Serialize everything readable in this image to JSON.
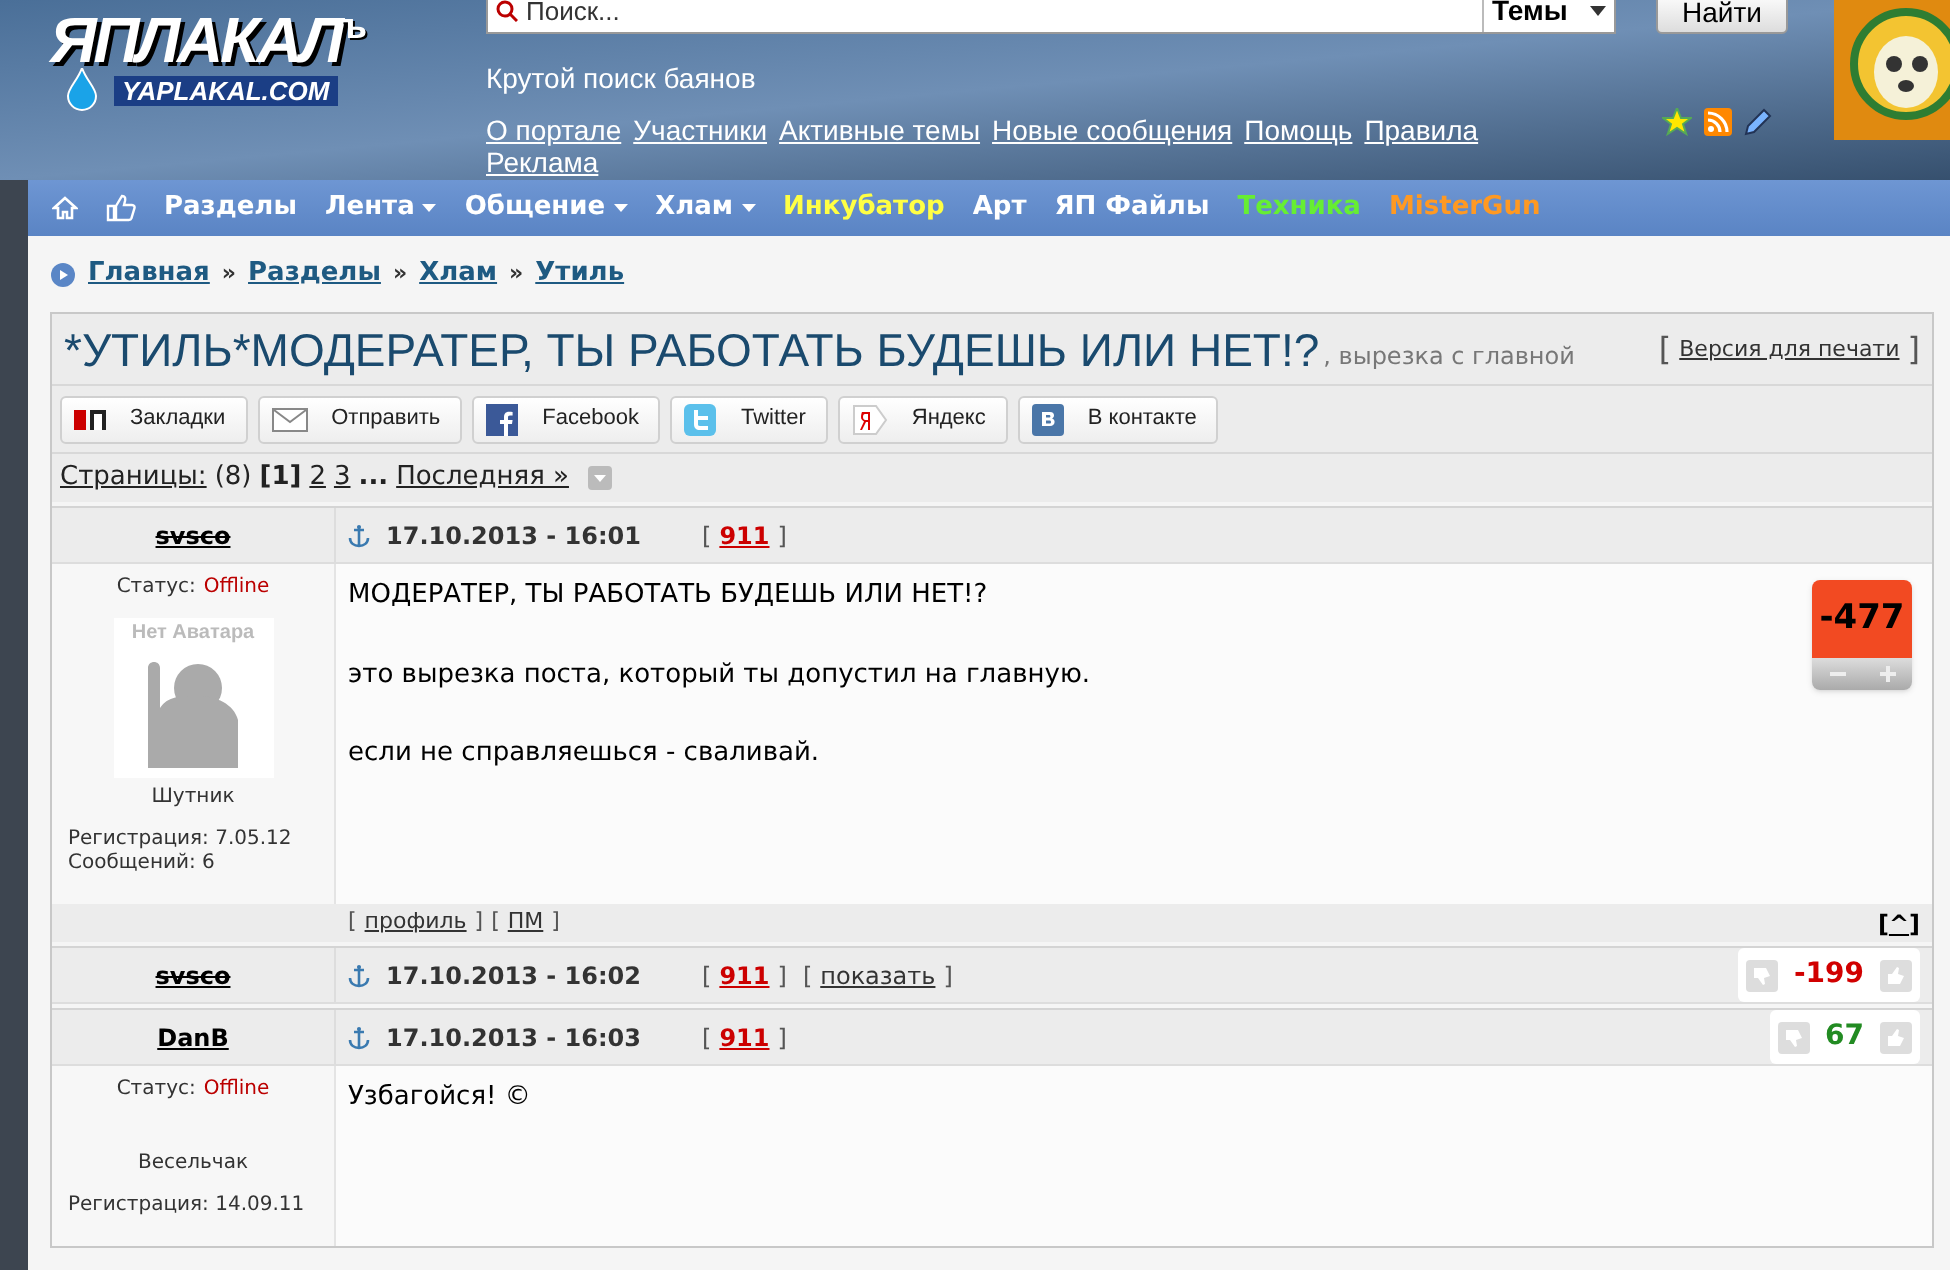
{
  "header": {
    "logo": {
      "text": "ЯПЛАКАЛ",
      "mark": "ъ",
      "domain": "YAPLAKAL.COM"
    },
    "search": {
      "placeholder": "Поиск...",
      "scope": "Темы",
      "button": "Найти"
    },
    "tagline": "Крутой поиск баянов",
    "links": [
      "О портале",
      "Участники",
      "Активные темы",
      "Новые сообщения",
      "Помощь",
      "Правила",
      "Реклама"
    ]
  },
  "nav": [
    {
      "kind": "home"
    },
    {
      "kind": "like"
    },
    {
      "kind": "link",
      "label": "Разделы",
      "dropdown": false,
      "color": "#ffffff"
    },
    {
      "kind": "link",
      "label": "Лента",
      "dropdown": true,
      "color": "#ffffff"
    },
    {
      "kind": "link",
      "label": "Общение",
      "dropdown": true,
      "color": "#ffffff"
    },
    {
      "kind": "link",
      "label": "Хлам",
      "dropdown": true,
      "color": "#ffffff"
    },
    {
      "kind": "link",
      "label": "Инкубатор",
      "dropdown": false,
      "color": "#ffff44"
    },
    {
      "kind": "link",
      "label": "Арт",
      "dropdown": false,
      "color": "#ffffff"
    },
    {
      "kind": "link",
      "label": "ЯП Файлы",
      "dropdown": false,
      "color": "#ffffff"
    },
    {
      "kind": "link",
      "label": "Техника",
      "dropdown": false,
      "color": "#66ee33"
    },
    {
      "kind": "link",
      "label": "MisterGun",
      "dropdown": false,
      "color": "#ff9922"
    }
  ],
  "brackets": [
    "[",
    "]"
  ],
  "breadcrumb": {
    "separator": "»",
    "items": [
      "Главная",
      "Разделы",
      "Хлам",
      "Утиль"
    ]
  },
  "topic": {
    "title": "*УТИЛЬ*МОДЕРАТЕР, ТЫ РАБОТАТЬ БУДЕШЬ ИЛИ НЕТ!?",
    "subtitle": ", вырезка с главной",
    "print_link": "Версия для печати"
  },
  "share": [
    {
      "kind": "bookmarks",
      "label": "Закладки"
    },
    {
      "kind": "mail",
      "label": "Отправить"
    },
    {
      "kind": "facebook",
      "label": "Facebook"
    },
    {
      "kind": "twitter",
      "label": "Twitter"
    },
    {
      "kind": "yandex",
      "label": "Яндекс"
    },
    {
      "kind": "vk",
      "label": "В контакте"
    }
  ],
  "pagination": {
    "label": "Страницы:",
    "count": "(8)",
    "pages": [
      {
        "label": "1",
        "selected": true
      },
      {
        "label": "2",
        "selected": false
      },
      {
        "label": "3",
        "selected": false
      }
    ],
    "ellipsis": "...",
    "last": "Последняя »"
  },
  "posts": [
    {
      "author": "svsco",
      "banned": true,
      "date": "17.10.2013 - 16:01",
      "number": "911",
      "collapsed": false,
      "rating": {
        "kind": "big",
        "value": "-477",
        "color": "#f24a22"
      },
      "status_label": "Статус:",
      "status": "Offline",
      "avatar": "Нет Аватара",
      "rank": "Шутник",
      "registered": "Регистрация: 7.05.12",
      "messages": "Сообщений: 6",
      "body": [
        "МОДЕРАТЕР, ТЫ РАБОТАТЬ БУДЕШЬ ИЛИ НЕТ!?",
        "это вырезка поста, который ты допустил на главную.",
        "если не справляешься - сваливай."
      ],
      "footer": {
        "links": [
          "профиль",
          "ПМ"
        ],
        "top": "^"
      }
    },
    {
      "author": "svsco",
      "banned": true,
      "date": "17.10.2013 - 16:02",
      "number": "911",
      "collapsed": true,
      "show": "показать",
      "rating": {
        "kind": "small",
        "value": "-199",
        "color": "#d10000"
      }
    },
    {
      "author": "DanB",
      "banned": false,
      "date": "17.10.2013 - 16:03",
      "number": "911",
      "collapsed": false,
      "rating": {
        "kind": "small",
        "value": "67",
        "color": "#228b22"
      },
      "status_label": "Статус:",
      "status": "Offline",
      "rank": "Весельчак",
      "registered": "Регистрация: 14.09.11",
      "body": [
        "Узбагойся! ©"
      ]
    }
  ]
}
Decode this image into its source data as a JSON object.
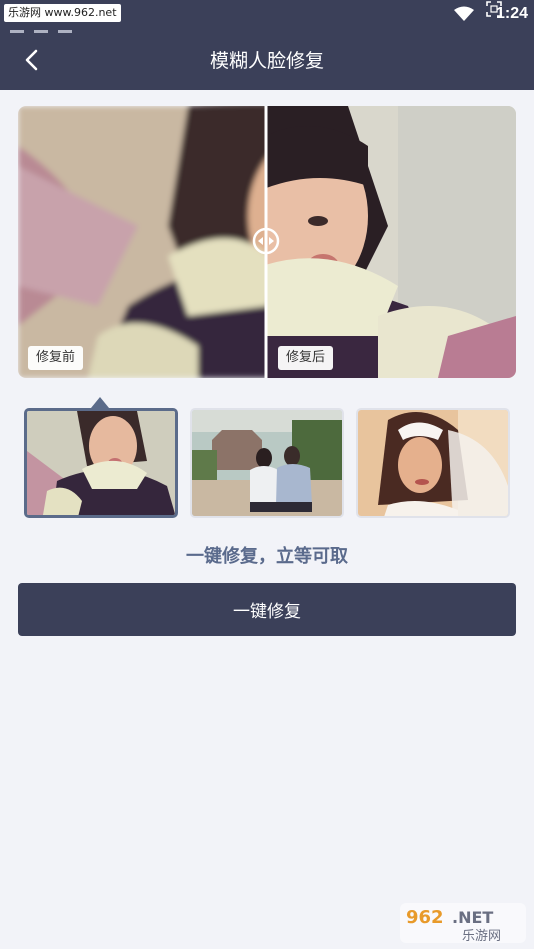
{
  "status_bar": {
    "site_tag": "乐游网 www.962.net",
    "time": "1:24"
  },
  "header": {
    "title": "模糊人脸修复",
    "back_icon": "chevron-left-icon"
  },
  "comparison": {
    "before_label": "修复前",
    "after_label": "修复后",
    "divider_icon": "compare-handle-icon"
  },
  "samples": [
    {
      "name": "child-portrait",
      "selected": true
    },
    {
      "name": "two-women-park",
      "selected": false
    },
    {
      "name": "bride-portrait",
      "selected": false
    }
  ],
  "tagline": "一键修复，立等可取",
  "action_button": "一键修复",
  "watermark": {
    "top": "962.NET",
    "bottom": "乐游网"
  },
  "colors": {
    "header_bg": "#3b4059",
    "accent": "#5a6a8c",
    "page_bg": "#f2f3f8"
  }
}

*-*-*

▸ Given problem
What is needed is an exact reproduction of the data, pictures excluded.

▸ Correct result
Serialize everything readable in this image to JSON.
{
  "header": {
    "logo": {
      "text": "ЯПЛАКАЛ",
      "mark": "ъ",
      "domain": "YAPLAKAL.COM"
    },
    "search": {
      "placeholder": "Поиск...",
      "scope": "Темы",
      "button": "Найти"
    },
    "tagline": "Крутой поиск баянов",
    "links": [
      "О портале",
      "Участники",
      "Активные темы",
      "Новые сообщения",
      "Помощь",
      "Правила",
      "Реклама"
    ]
  },
  "nav": [
    {
      "kind": "home"
    },
    {
      "kind": "like"
    },
    {
      "kind": "link",
      "label": "Разделы",
      "dropdown": false,
      "color": "#ffffff"
    },
    {
      "kind": "link",
      "label": "Лента",
      "dropdown": true,
      "color": "#ffffff"
    },
    {
      "kind": "link",
      "label": "Общение",
      "dropdown": true,
      "color": "#ffffff"
    },
    {
      "kind": "link",
      "label": "Хлам",
      "dropdown": true,
      "color": "#ffffff"
    },
    {
      "kind": "link",
      "label": "Инкубатор",
      "dropdown": false,
      "color": "#ffff44"
    },
    {
      "kind": "link",
      "label": "Арт",
      "dropdown": false,
      "color": "#ffffff"
    },
    {
      "kind": "link",
      "label": "ЯП Файлы",
      "dropdown": false,
      "color": "#ffffff"
    },
    {
      "kind": "link",
      "label": "Техника",
      "dropdown": false,
      "color": "#66ee33"
    },
    {
      "kind": "link",
      "label": "MisterGun",
      "dropdown": false,
      "color": "#ff9922"
    }
  ],
  "brackets": [
    "[",
    "]"
  ],
  "breadcrumb": {
    "separator": "»",
    "items": [
      "Главная",
      "Разделы",
      "Хлам",
      "Утиль"
    ]
  },
  "topic": {
    "title": "*УТИЛЬ*МОДЕРАТЕР, ТЫ РАБОТАТЬ БУДЕШЬ ИЛИ НЕТ!?",
    "subtitle": ", вырезка с главной",
    "print_link": "Версия для печати"
  },
  "share": [
    {
      "kind": "bookmarks",
      "label": "Закладки"
    },
    {
      "kind": "mail",
      "label": "Отправить"
    },
    {
      "kind": "facebook",
      "label": "Facebook"
    },
    {
      "kind": "twitter",
      "label": "Twitter"
    },
    {
      "kind": "yandex",
      "label": "Яндекс"
    },
    {
      "kind": "vk",
      "label": "В контакте"
    }
  ],
  "pagination": {
    "label": "Страницы:",
    "count": "(8)",
    "pages": [
      {
        "label": "1",
        "selected": true
      },
      {
        "label": "2",
        "selected": false
      },
      {
        "label": "3",
        "selected": false
      }
    ],
    "ellipsis": "...",
    "last": "Последняя »"
  },
  "posts": [
    {
      "author": "svsco",
      "banned": true,
      "date": "17.10.2013 - 16:01",
      "number": "911",
      "collapsed": false,
      "rating": {
        "kind": "big",
        "value": "-477",
        "color": "#f24a22"
      },
      "status_label": "Статус:",
      "status": "Offline",
      "avatar": "Нет Аватара",
      "rank": "Шутник",
      "registered": "Регистрация: 7.05.12",
      "messages": "Сообщений: 6",
      "body": [
        "МОДЕРАТЕР, ТЫ РАБОТАТЬ БУДЕШЬ ИЛИ НЕТ!?",
        "это вырезка поста, который ты допустил на главную.",
        "если не справляешься - сваливай."
      ],
      "footer": {
        "links": [
          "профиль",
          "ПМ"
        ],
        "top": "^"
      }
    },
    {
      "author": "svsco",
      "banned": true,
      "date": "17.10.2013 - 16:02",
      "number": "911",
      "collapsed": true,
      "show": "показать",
      "rating": {
        "kind": "small",
        "value": "-199",
        "color": "#d10000"
      }
    },
    {
      "author": "DanB",
      "banned": false,
      "date": "17.10.2013 - 16:03",
      "number": "911",
      "collapsed": false,
      "rating": {
        "kind": "small",
        "value": "67",
        "color": "#228b22"
      },
      "status_label": "Статус:",
      "status": "Offline",
      "rank": "Весельчак",
      "registered": "Регистрация: 14.09.11",
      "body": [
        "Узбагойся! ©"
      ]
    }
  ]
}
Decode this image into its source data as a JSON object.
{
  "status_bar": {
    "site_tag": "乐游网 www.962.net",
    "time": "1:24"
  },
  "header": {
    "title": "模糊人脸修复",
    "back_icon": "chevron-left-icon"
  },
  "comparison": {
    "before_label": "修复前",
    "after_label": "修复后",
    "divider_icon": "compare-handle-icon"
  },
  "samples": [
    {
      "name": "child-portrait",
      "selected": true
    },
    {
      "name": "two-women-park",
      "selected": false
    },
    {
      "name": "bride-portrait",
      "selected": false
    }
  ],
  "tagline": "一键修复，立等可取",
  "action_button": "一键修复",
  "watermark": {
    "top": "962.NET",
    "bottom": "乐游网"
  },
  "colors": {
    "header_bg": "#3b4059",
    "accent": "#5a6a8c",
    "page_bg": "#f2f3f8"
  }
}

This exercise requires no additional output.